Source records:
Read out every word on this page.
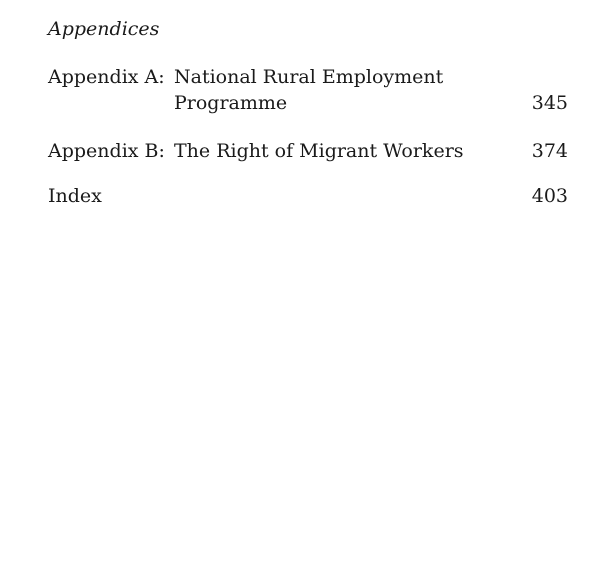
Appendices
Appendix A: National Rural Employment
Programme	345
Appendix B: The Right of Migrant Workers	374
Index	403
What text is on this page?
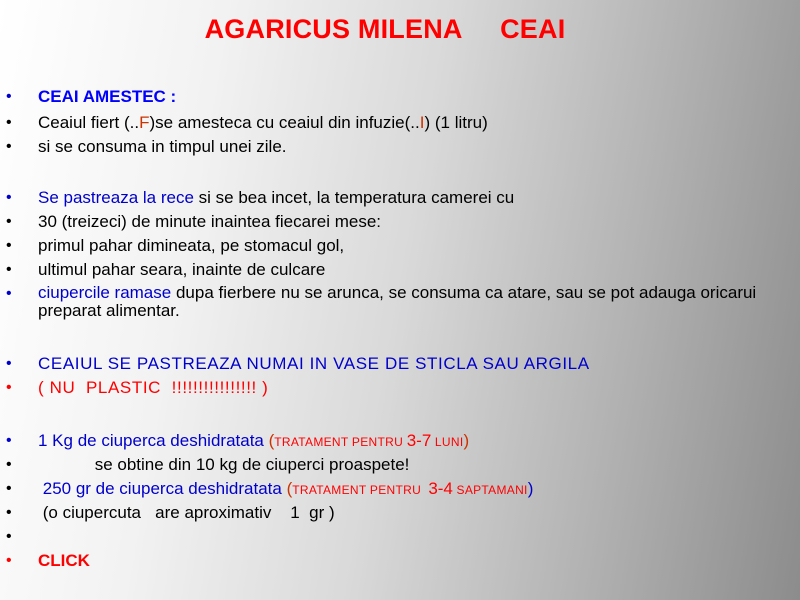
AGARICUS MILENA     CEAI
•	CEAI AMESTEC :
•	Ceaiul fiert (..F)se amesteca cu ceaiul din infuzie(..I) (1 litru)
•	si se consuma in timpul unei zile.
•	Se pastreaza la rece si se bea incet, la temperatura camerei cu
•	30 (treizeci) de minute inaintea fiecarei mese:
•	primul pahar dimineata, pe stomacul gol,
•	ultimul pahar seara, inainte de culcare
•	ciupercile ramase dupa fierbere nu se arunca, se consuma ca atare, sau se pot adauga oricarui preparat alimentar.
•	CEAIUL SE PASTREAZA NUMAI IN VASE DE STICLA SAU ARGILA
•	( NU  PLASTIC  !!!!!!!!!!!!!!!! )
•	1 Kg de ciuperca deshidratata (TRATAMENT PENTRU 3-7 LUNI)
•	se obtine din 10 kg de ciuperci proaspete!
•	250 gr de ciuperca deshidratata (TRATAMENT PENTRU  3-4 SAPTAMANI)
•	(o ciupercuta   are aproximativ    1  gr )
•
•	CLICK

◆ **What is required**
The data should be printed again unchanged; leave its pictures out.

◆ **Expected answer**
Read out every word on this page.
Appendices
Appendix A: National Rural Employment
Programme	345
Appendix B: The Right of Migrant Workers	374
Index	403
What text is on this page?
AGARICUS MILENA     CEAI
•	CEAI AMESTEC :
•	Ceaiul fiert (..F)se amesteca cu ceaiul din infuzie(..I) (1 litru)
•	si se consuma in timpul unei zile.
•	Se pastreaza la rece si se bea incet, la temperatura camerei cu
•	30 (treizeci) de minute inaintea fiecarei mese:
•	primul pahar dimineata, pe stomacul gol,
•	ultimul pahar seara, inainte de culcare
•	ciupercile ramase dupa fierbere nu se arunca, se consuma ca atare, sau se pot adauga oricarui preparat alimentar.
•	CEAIUL SE PASTREAZA NUMAI IN VASE DE STICLA SAU ARGILA
•	( NU  PLASTIC  !!!!!!!!!!!!!!!! )
•	1 Kg de ciuperca deshidratata (TRATAMENT PENTRU 3-7 LUNI)
•	se obtine din 10 kg de ciuperci proaspete!
•	250 gr de ciuperca deshidratata (TRATAMENT PENTRU  3-4 SAPTAMANI)
•	(o ciupercuta   are aproximativ    1  gr )
•
•	CLICK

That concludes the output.